TASK STATEMENT.
Reproduce all of the data word for word.

TASK INPUTS.
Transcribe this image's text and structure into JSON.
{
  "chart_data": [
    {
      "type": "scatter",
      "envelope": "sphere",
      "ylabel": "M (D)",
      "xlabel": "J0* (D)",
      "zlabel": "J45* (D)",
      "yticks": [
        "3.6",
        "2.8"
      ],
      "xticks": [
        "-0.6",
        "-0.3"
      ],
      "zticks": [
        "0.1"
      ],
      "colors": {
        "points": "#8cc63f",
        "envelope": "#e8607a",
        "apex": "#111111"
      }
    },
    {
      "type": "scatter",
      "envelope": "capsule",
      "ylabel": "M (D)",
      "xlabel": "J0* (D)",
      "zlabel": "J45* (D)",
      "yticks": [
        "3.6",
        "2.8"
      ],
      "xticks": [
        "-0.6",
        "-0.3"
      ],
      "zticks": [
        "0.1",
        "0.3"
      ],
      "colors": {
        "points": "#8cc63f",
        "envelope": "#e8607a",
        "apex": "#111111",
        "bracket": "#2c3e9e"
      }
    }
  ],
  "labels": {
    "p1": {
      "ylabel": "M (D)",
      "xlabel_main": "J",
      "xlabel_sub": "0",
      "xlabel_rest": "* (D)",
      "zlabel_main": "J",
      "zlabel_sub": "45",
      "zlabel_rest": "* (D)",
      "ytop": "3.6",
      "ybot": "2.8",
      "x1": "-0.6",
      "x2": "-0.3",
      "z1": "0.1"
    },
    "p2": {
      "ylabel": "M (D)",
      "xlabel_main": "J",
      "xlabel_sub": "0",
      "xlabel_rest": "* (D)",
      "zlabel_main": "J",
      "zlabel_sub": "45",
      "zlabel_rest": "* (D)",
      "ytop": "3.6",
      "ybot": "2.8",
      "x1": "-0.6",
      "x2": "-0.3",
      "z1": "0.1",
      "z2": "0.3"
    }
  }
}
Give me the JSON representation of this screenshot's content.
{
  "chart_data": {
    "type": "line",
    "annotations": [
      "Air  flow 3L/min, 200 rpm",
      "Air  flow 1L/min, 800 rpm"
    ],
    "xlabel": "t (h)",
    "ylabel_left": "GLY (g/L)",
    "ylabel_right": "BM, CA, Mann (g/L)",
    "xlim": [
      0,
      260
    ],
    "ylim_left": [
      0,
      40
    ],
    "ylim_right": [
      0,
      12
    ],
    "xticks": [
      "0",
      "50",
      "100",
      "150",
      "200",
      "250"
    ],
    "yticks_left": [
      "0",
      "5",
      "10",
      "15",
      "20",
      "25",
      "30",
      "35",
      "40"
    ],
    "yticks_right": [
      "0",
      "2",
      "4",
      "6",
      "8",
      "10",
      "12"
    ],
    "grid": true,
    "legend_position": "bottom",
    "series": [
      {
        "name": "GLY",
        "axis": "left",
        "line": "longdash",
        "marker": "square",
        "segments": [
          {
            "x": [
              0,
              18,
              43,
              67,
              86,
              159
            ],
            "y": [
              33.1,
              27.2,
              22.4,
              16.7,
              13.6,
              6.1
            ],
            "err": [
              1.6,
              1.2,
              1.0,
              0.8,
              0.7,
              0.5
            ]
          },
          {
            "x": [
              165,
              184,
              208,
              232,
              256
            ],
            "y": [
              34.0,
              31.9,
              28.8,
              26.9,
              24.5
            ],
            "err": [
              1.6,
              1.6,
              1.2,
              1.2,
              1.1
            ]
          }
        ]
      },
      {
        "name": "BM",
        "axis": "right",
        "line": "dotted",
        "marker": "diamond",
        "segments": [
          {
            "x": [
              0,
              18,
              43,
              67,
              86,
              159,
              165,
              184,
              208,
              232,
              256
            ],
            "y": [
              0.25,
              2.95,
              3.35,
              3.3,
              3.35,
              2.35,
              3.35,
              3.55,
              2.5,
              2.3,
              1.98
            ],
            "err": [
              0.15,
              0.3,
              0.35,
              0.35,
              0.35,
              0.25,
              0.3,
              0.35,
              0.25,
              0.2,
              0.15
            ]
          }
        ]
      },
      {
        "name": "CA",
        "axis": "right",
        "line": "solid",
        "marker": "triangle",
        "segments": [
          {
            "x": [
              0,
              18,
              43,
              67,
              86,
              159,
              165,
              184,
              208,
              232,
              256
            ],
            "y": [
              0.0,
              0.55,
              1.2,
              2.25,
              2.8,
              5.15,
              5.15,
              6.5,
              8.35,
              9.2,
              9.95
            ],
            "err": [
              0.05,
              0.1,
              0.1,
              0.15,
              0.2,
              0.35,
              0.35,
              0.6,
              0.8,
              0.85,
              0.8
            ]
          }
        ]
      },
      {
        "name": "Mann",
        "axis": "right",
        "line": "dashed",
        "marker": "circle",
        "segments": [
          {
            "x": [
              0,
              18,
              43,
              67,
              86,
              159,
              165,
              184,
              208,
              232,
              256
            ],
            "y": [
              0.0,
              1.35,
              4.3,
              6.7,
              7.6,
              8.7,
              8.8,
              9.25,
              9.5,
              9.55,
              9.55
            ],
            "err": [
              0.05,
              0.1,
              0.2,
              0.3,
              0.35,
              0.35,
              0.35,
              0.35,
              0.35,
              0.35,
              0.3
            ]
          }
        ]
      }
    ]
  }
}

TASK RESULT.
Transcribe this image's text and structure into JSON.
{
  "chart_data": [
    {
      "type": "scatter",
      "envelope": "sphere",
      "ylabel": "M (D)",
      "xlabel": "J0* (D)",
      "zlabel": "J45* (D)",
      "yticks": [
        "3.6",
        "2.8"
      ],
      "xticks": [
        "-0.6",
        "-0.3"
      ],
      "zticks": [
        "0.1"
      ],
      "colors": {
        "points": "#8cc63f",
        "envelope": "#e8607a",
        "apex": "#111111"
      }
    },
    {
      "type": "scatter",
      "envelope": "capsule",
      "ylabel": "M (D)",
      "xlabel": "J0* (D)",
      "zlabel": "J45* (D)",
      "yticks": [
        "3.6",
        "2.8"
      ],
      "xticks": [
        "-0.6",
        "-0.3"
      ],
      "zticks": [
        "0.1",
        "0.3"
      ],
      "colors": {
        "points": "#8cc63f",
        "envelope": "#e8607a",
        "apex": "#111111",
        "bracket": "#2c3e9e"
      }
    }
  ],
  "labels": {
    "p1": {
      "ylabel": "M (D)",
      "xlabel_main": "J",
      "xlabel_sub": "0",
      "xlabel_rest": "* (D)",
      "zlabel_main": "J",
      "zlabel_sub": "45",
      "zlabel_rest": "* (D)",
      "ytop": "3.6",
      "ybot": "2.8",
      "x1": "-0.6",
      "x2": "-0.3",
      "z1": "0.1"
    },
    "p2": {
      "ylabel": "M (D)",
      "xlabel_main": "J",
      "xlabel_sub": "0",
      "xlabel_rest": "* (D)",
      "zlabel_main": "J",
      "zlabel_sub": "45",
      "zlabel_rest": "* (D)",
      "ytop": "3.6",
      "ybot": "2.8",
      "x1": "-0.6",
      "x2": "-0.3",
      "z1": "0.1",
      "z2": "0.3"
    }
  }
}
Give me the JSON representation of this screenshot's content.
{
  "chart_data": {
    "type": "line",
    "annotations": [
      "Air  flow 3L/min, 200 rpm",
      "Air  flow 1L/min, 800 rpm"
    ],
    "xlabel": "t (h)",
    "ylabel_left": "GLY (g/L)",
    "ylabel_right": "BM, CA, Mann (g/L)",
    "xlim": [
      0,
      260
    ],
    "ylim_left": [
      0,
      40
    ],
    "ylim_right": [
      0,
      12
    ],
    "xticks": [
      "0",
      "50",
      "100",
      "150",
      "200",
      "250"
    ],
    "yticks_left": [
      "0",
      "5",
      "10",
      "15",
      "20",
      "25",
      "30",
      "35",
      "40"
    ],
    "yticks_right": [
      "0",
      "2",
      "4",
      "6",
      "8",
      "10",
      "12"
    ],
    "grid": true,
    "legend_position": "bottom",
    "series": [
      {
        "name": "GLY",
        "axis": "left",
        "line": "longdash",
        "marker": "square",
        "segments": [
          {
            "x": [
              0,
              18,
              43,
              67,
              86,
              159
            ],
            "y": [
              33.1,
              27.2,
              22.4,
              16.7,
              13.6,
              6.1
            ],
            "err": [
              1.6,
              1.2,
              1.0,
              0.8,
              0.7,
              0.5
            ]
          },
          {
            "x": [
              165,
              184,
              208,
              232,
              256
            ],
            "y": [
              34.0,
              31.9,
              28.8,
              26.9,
              24.5
            ],
            "err": [
              1.6,
              1.6,
              1.2,
              1.2,
              1.1
            ]
          }
        ]
      },
      {
        "name": "BM",
        "axis": "right",
        "line": "dotted",
        "marker": "diamond",
        "segments": [
          {
            "x": [
              0,
              18,
              43,
              67,
              86,
              159,
              165,
              184,
              208,
              232,
              256
            ],
            "y": [
              0.25,
              2.95,
              3.35,
              3.3,
              3.35,
              2.35,
              3.35,
              3.55,
              2.5,
              2.3,
              1.98
            ],
            "err": [
              0.15,
              0.3,
              0.35,
              0.35,
              0.35,
              0.25,
              0.3,
              0.35,
              0.25,
              0.2,
              0.15
            ]
          }
        ]
      },
      {
        "name": "CA",
        "axis": "right",
        "line": "solid",
        "marker": "triangle",
        "segments": [
          {
            "x": [
              0,
              18,
              43,
              67,
              86,
              159,
              165,
              184,
              208,
              232,
              256
            ],
            "y": [
              0.0,
              0.55,
              1.2,
              2.25,
              2.8,
              5.15,
              5.15,
              6.5,
              8.35,
              9.2,
              9.95
            ],
            "err": [
              0.05,
              0.1,
              0.1,
              0.15,
              0.2,
              0.35,
              0.35,
              0.6,
              0.8,
              0.85,
              0.8
            ]
          }
        ]
      },
      {
        "name": "Mann",
        "axis": "right",
        "line": "dashed",
        "marker": "circle",
        "segments": [
          {
            "x": [
              0,
              18,
              43,
              67,
              86,
              159,
              165,
              184,
              208,
              232,
              256
            ],
            "y": [
              0.0,
              1.35,
              4.3,
              6.7,
              7.6,
              8.7,
              8.8,
              9.25,
              9.5,
              9.55,
              9.55
            ],
            "err": [
              0.05,
              0.1,
              0.2,
              0.3,
              0.35,
              0.35,
              0.35,
              0.35,
              0.35,
              0.35,
              0.3
            ]
          }
        ]
      }
    ]
  }
}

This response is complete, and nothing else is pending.